- **Task directions**: Can you transcribe every record below exactly as it appears?

[BEGIN]

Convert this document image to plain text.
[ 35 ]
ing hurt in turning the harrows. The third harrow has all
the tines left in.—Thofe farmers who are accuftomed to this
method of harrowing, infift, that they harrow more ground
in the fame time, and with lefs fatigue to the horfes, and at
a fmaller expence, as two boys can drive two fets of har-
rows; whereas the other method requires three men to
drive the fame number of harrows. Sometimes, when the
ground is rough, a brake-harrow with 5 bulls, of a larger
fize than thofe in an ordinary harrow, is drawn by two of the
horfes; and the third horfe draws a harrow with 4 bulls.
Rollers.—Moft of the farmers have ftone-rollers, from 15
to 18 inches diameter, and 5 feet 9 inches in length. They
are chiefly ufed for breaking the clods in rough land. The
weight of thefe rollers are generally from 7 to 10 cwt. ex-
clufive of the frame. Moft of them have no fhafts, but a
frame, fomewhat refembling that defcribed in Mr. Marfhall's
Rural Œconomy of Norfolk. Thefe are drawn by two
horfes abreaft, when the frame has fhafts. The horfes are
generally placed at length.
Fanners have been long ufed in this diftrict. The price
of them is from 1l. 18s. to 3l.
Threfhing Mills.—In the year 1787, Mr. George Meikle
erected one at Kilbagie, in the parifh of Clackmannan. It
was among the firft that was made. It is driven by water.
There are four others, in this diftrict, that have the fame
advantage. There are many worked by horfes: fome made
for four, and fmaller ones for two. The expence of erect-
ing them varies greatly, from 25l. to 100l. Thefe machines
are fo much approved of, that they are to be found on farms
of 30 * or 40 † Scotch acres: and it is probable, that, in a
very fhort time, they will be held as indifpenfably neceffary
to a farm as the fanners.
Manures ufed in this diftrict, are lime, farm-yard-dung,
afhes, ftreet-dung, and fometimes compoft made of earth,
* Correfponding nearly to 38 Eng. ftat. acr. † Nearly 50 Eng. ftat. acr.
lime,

[END]

- **Right answer**:
Convert this document image to plain text.
[ 35 ]
ing hurt in turning the harrows. The third harrow has all
the tines left in.—Thofe farmers who are accuftomed to this
method of harrowing, infift, that they harrow more ground
in the fame time, and with lefs fatigue to the horfes, and at
a fmaller expence, as two boys can drive two fets of har-
rows; whereas the other method requires three men to
drive the fame number of harrows. Sometimes, when the
ground is rough, a brake-harrow with 5 bulls, of a larger
fize than thofe in an ordinary harrow, is drawn by two of the
horfes; and the third horfe draws a harrow with 4 bulls.
Rollers.—Moft of the farmers have ftone-rollers, from 15
to 18 inches diameter, and 5 feet 9 inches in length. They
are chiefly ufed for breaking the clods in rough land. The
weight of thefe rollers are generally from 7 to 10 cwt. ex-
clufive of the frame. Moft of them have no fhafts, but a
frame, fomewhat refembling that defcribed in Mr. Marfhall's
Rural Œconomy of Norfolk. Thefe are drawn by two
horfes abreaft, when the frame has fhafts. The horfes are
generally placed at length.
Fanners have been long ufed in this diftrict. The price
of them is from 1l. 18s. to 3l.
Threfhing Mills.—In the year 1787, Mr. George Meikle
erected one at Kilbagie, in the parifh of Clackmannan. It
was among the firft that was made. It is driven by water.
There are four others, in this diftrict, that have the fame
advantage. There are many worked by horfes: fome made
for four, and fmaller ones for two. The expence of erect-
ing them varies greatly, from 25l. to 100l. Thefe machines
are fo much approved of, that they are to be found on farms
of 30 * or 40 † Scotch acres: and it is probable, that, in a
very fhort time, they will be held as indifpenfably neceffary
to a farm as the fanners.
Manures ufed in this diftrict, are lime, farm-yard-dung,
afhes, ftreet-dung, and fometimes compoft made of earth,
* Correfponding nearly to 38 Eng. ftat. acr. † Nearly 50 Eng. ftat. acr.
lime,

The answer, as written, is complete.